■ WHAT THIS TASK INVOLVES
Reproduce the material word for word, beginning with its first line and ending after the line that contains "- command-line-entry: SNAP: [562, 72, 580, 80]", with both of those lines included.

■ STORED DATA

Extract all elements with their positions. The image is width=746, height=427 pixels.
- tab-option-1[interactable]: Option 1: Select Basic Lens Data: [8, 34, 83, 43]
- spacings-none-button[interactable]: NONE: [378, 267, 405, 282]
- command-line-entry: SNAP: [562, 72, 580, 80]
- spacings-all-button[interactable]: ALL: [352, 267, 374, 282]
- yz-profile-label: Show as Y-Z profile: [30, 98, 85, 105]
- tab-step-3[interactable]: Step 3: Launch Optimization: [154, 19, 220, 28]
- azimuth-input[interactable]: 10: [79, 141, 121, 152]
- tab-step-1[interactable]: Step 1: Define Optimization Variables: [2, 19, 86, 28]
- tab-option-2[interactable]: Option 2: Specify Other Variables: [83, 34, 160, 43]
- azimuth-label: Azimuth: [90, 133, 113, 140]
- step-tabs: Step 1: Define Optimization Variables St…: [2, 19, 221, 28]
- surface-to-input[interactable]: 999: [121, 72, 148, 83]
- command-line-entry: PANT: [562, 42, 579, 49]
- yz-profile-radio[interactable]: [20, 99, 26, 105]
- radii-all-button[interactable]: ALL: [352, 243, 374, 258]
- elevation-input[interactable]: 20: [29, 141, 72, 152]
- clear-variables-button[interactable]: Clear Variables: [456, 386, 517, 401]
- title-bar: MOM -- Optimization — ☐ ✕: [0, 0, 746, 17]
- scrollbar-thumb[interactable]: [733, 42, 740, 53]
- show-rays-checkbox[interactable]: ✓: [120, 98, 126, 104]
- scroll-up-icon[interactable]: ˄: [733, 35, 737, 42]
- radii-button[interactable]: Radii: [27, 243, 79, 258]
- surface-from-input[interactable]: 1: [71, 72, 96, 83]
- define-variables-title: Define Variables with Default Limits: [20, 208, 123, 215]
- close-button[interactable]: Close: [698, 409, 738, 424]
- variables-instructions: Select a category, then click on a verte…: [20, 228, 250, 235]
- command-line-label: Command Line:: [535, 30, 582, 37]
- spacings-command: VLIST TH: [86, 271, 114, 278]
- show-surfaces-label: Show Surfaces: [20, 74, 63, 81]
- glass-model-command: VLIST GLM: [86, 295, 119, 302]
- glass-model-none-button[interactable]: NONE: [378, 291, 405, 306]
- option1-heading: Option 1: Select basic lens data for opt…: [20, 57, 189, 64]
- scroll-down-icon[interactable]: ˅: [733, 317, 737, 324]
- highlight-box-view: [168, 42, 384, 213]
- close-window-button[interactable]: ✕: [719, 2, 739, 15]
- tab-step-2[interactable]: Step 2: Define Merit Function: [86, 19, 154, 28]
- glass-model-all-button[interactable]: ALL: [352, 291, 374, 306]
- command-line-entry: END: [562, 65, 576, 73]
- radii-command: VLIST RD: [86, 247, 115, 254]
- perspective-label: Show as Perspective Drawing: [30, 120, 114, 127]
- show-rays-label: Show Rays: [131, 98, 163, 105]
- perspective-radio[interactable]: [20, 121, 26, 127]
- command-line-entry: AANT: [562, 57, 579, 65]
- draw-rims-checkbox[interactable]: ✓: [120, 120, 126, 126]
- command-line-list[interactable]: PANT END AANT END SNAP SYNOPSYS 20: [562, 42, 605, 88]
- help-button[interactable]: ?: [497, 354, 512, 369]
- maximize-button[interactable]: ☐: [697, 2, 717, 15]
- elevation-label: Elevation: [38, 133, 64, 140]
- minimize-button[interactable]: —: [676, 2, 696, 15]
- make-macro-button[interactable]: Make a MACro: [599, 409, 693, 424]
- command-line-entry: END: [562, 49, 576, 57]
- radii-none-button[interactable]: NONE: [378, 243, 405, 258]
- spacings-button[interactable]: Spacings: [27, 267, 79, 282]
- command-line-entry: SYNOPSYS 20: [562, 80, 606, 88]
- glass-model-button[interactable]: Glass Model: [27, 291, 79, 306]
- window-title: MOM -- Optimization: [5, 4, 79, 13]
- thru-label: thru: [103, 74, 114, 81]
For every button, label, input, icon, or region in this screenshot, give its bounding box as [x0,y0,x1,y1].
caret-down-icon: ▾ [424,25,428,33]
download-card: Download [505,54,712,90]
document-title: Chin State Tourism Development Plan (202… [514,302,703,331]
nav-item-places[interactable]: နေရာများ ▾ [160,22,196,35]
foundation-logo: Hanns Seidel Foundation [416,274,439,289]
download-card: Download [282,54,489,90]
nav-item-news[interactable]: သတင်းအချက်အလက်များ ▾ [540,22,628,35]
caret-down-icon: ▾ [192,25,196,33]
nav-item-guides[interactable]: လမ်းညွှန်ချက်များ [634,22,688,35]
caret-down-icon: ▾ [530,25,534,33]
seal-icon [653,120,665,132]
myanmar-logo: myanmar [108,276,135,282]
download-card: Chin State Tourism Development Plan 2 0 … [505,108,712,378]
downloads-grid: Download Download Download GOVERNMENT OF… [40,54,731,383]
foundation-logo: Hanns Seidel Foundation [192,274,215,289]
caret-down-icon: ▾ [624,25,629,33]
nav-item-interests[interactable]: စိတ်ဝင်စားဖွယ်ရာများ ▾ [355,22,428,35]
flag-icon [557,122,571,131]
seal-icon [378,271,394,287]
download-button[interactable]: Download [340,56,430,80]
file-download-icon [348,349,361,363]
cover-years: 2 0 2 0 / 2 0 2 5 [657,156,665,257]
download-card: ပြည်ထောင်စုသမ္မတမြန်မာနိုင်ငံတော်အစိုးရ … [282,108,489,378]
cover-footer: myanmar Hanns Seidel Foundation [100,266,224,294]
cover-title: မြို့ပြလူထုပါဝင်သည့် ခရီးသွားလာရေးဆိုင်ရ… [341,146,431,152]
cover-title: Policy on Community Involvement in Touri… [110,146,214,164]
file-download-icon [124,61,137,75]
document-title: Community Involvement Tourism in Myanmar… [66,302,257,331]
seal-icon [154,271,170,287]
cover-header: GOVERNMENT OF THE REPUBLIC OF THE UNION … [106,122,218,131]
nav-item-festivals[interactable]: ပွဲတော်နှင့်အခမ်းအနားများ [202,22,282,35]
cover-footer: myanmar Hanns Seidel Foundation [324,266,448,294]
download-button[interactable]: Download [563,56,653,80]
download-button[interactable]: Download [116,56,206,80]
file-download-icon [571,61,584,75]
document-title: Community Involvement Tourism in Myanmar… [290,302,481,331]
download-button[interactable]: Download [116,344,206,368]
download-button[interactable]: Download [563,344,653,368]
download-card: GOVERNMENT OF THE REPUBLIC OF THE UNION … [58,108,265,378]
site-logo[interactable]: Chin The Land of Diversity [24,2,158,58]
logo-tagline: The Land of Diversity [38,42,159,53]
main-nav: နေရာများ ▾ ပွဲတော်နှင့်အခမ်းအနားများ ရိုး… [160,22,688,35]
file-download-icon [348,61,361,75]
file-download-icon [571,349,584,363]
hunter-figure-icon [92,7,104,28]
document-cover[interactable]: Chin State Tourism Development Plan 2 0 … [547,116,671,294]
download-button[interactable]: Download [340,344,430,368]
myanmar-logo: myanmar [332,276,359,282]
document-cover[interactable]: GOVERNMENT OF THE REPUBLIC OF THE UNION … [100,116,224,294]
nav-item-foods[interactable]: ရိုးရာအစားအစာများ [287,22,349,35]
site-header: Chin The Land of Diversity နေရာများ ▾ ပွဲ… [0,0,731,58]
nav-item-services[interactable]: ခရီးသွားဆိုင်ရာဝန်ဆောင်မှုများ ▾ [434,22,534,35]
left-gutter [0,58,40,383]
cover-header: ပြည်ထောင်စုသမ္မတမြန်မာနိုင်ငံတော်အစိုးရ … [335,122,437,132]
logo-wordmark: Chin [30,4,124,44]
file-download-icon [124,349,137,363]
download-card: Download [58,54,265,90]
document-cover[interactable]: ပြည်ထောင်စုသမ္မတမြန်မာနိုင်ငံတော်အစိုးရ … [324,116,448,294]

■ EXERCISE ANSWER
Extract all elements with their positions. The image is width=746, height=427 pixels.
- tab-option-1[interactable]: Option 1: Select Basic Lens Data: [8, 34, 83, 43]
- spacings-none-button[interactable]: NONE: [378, 267, 405, 282]
- command-line-entry: SNAP: [562, 72, 580, 80]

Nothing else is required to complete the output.